Problem statement: Search the data below for the word "diciembre" and copy each line that holds it.

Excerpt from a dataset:
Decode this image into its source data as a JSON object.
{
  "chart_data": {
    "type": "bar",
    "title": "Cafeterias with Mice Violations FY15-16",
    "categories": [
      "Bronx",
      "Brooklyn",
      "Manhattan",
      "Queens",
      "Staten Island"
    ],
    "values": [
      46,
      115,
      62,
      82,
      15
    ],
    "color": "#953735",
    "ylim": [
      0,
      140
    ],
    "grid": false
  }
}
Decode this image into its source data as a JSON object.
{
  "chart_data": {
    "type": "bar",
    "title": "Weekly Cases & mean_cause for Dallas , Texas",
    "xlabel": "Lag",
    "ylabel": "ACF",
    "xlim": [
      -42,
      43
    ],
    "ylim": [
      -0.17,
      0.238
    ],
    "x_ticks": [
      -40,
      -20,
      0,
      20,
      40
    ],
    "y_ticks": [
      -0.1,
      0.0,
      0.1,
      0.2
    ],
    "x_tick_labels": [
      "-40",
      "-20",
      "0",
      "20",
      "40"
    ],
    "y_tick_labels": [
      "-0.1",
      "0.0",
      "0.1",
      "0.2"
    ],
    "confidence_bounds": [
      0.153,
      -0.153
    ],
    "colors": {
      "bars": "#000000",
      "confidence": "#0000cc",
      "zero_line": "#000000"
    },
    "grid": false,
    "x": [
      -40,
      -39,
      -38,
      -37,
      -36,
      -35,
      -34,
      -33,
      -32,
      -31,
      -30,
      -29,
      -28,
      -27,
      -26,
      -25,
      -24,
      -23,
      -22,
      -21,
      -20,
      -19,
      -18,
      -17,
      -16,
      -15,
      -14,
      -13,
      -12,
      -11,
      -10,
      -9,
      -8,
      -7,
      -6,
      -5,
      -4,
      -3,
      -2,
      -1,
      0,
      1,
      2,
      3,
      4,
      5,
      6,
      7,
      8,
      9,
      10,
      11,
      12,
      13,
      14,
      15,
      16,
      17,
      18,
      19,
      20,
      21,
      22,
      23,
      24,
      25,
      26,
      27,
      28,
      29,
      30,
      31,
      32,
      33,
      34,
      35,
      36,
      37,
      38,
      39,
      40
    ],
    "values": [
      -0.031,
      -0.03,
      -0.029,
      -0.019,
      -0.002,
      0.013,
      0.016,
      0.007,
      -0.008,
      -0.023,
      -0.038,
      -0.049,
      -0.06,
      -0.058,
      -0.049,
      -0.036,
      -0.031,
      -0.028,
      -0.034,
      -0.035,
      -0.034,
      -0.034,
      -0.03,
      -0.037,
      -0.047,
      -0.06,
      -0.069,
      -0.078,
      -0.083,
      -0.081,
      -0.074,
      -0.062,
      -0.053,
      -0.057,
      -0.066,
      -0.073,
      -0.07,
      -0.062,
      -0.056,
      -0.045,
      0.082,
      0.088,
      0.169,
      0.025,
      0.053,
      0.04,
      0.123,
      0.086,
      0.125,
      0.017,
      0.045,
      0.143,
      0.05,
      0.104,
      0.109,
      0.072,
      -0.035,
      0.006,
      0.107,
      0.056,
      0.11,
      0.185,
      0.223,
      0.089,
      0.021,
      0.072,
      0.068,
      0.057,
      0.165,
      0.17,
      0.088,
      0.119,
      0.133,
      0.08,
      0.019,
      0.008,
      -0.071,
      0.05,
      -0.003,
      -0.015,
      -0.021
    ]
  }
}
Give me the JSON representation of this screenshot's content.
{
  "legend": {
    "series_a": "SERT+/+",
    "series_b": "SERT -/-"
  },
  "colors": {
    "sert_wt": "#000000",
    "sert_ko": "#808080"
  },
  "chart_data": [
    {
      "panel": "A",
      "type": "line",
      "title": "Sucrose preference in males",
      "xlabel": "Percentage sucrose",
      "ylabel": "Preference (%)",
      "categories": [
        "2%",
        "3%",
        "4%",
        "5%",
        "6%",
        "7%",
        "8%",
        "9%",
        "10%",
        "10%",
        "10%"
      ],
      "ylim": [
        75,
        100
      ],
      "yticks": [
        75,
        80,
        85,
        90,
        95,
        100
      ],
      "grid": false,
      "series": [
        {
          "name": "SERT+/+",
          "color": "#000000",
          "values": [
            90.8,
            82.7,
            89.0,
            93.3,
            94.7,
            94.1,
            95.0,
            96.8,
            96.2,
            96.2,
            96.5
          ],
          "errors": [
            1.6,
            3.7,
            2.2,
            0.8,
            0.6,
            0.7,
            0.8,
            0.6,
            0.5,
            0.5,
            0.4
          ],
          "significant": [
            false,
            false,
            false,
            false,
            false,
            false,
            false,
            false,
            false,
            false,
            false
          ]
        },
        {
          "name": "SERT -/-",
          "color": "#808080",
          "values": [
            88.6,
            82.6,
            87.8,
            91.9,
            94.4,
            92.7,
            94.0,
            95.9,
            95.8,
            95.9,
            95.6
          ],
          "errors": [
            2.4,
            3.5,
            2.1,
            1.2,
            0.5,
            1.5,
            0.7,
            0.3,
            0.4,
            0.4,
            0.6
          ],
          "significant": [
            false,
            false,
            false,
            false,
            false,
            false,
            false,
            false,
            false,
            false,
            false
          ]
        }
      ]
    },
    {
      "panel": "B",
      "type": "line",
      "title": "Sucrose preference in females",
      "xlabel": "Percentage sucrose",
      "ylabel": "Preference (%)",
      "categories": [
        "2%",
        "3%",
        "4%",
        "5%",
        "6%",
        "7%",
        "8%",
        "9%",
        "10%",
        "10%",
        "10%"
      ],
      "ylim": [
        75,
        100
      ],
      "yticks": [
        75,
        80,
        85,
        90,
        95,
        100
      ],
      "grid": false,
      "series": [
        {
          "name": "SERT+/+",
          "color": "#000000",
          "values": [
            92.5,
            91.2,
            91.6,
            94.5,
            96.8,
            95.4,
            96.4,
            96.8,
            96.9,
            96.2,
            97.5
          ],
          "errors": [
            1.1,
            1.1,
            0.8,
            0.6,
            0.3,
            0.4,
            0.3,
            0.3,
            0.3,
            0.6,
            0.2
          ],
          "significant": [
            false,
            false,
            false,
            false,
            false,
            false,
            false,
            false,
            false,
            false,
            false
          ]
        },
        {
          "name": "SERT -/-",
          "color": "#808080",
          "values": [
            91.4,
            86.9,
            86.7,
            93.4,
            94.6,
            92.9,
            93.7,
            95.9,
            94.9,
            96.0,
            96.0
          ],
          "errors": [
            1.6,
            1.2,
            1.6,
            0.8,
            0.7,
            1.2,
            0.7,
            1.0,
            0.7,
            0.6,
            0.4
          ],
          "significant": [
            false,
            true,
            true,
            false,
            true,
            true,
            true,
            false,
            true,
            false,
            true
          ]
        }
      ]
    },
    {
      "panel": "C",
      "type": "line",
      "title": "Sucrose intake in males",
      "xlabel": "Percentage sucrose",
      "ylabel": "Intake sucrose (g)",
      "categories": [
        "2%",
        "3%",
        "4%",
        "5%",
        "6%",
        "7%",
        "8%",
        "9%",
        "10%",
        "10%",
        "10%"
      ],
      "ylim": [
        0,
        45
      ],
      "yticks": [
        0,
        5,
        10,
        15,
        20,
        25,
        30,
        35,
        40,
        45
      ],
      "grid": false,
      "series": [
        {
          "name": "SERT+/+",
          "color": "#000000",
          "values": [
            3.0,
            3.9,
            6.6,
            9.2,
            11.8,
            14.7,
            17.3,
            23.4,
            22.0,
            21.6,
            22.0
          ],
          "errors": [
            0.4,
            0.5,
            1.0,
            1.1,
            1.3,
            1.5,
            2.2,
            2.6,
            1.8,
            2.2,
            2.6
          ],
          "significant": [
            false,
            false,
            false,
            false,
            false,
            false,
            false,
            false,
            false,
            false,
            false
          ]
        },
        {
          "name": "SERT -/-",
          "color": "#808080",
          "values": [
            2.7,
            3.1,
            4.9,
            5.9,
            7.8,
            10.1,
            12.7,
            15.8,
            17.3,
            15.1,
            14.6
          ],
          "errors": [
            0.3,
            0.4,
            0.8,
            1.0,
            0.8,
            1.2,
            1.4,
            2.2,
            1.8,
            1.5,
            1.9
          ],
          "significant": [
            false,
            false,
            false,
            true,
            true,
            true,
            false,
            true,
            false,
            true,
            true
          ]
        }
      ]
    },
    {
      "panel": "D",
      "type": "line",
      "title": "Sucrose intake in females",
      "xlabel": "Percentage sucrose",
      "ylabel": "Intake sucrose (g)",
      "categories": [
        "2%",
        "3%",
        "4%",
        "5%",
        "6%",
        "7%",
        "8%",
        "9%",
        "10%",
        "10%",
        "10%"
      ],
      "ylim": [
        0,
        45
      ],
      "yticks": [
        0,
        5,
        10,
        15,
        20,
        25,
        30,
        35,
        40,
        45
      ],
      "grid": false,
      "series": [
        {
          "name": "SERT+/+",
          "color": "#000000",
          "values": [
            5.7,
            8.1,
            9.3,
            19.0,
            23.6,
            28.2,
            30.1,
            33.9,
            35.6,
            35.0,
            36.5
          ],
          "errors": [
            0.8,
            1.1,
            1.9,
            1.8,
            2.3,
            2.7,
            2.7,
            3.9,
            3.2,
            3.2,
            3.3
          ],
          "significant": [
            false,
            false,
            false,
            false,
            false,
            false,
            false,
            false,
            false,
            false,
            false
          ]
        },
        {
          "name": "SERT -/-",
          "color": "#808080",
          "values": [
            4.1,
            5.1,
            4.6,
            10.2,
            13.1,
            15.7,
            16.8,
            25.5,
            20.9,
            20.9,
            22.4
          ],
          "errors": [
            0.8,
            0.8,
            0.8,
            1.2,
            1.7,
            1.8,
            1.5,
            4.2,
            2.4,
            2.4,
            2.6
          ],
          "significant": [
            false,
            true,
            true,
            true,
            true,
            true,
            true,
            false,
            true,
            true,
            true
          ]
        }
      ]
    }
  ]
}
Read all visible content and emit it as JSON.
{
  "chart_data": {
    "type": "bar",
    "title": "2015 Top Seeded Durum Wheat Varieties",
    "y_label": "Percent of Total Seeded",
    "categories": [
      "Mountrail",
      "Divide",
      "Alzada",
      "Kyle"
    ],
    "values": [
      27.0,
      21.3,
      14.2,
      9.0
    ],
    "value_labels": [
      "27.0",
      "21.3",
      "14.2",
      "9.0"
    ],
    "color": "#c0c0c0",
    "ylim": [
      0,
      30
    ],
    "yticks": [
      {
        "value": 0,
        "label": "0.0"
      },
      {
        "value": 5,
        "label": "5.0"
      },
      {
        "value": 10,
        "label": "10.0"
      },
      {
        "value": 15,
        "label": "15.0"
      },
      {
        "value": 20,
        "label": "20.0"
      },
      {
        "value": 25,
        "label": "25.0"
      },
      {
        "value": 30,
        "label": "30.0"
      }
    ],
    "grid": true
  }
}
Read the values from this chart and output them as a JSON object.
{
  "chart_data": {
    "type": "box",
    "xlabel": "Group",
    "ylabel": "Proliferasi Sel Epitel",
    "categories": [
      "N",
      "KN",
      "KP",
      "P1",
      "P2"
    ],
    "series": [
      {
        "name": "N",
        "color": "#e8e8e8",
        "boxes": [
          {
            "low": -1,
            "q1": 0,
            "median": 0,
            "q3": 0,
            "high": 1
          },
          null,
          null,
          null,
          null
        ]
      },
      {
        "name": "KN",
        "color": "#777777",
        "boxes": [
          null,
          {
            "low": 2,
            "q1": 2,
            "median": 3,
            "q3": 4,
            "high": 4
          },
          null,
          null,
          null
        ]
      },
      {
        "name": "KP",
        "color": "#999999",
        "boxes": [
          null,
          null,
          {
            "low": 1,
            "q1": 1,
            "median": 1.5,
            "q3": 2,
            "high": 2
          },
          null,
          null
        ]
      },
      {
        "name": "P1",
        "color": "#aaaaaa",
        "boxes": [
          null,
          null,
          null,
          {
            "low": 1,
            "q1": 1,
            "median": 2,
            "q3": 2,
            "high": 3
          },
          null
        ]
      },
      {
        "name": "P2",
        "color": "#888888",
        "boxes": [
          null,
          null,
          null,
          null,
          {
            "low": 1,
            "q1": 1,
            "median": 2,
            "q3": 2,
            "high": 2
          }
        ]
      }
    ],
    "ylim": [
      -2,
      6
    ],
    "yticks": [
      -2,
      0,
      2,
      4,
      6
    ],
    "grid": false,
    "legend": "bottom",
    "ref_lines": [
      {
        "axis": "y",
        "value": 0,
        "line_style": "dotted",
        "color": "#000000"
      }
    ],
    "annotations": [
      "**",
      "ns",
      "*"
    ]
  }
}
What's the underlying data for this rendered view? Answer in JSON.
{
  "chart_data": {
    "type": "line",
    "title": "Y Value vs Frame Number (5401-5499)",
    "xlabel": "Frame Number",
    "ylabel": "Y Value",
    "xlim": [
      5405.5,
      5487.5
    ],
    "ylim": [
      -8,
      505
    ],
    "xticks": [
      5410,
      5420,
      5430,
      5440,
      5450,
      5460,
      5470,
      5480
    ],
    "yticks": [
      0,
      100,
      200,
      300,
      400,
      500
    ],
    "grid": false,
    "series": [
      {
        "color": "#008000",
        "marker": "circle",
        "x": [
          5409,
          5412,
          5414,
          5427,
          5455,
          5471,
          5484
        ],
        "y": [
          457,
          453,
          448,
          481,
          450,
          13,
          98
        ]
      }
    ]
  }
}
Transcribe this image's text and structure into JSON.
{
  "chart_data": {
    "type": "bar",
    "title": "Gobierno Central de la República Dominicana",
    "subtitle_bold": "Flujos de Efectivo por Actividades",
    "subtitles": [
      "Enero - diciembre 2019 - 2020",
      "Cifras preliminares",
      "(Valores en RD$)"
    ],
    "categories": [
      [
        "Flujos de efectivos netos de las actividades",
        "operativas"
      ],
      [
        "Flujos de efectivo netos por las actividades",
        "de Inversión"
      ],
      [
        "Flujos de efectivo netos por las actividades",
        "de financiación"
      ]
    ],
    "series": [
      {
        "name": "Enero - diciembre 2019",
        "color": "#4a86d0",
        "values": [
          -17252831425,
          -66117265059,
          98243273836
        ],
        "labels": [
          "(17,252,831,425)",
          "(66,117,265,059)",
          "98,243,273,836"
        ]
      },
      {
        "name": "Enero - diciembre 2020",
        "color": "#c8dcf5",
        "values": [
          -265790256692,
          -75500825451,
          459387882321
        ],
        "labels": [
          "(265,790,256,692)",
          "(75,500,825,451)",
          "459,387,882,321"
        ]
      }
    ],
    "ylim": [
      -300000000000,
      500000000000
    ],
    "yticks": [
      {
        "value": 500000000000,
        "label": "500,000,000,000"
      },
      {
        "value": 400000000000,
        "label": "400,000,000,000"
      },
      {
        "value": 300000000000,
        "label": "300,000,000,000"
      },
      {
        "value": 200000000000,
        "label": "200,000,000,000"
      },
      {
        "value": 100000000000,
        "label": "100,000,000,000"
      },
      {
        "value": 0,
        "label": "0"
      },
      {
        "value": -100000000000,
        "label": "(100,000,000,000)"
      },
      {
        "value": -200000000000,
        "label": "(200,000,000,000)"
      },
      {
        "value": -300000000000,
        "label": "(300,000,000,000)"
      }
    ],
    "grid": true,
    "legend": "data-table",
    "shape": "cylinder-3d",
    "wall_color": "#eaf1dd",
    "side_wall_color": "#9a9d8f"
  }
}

Written solution:
      "Enero - diciembre 2019 - 2020",
        "name": "Enero - diciembre 2019",
        "name": "Enero - diciembre 2020",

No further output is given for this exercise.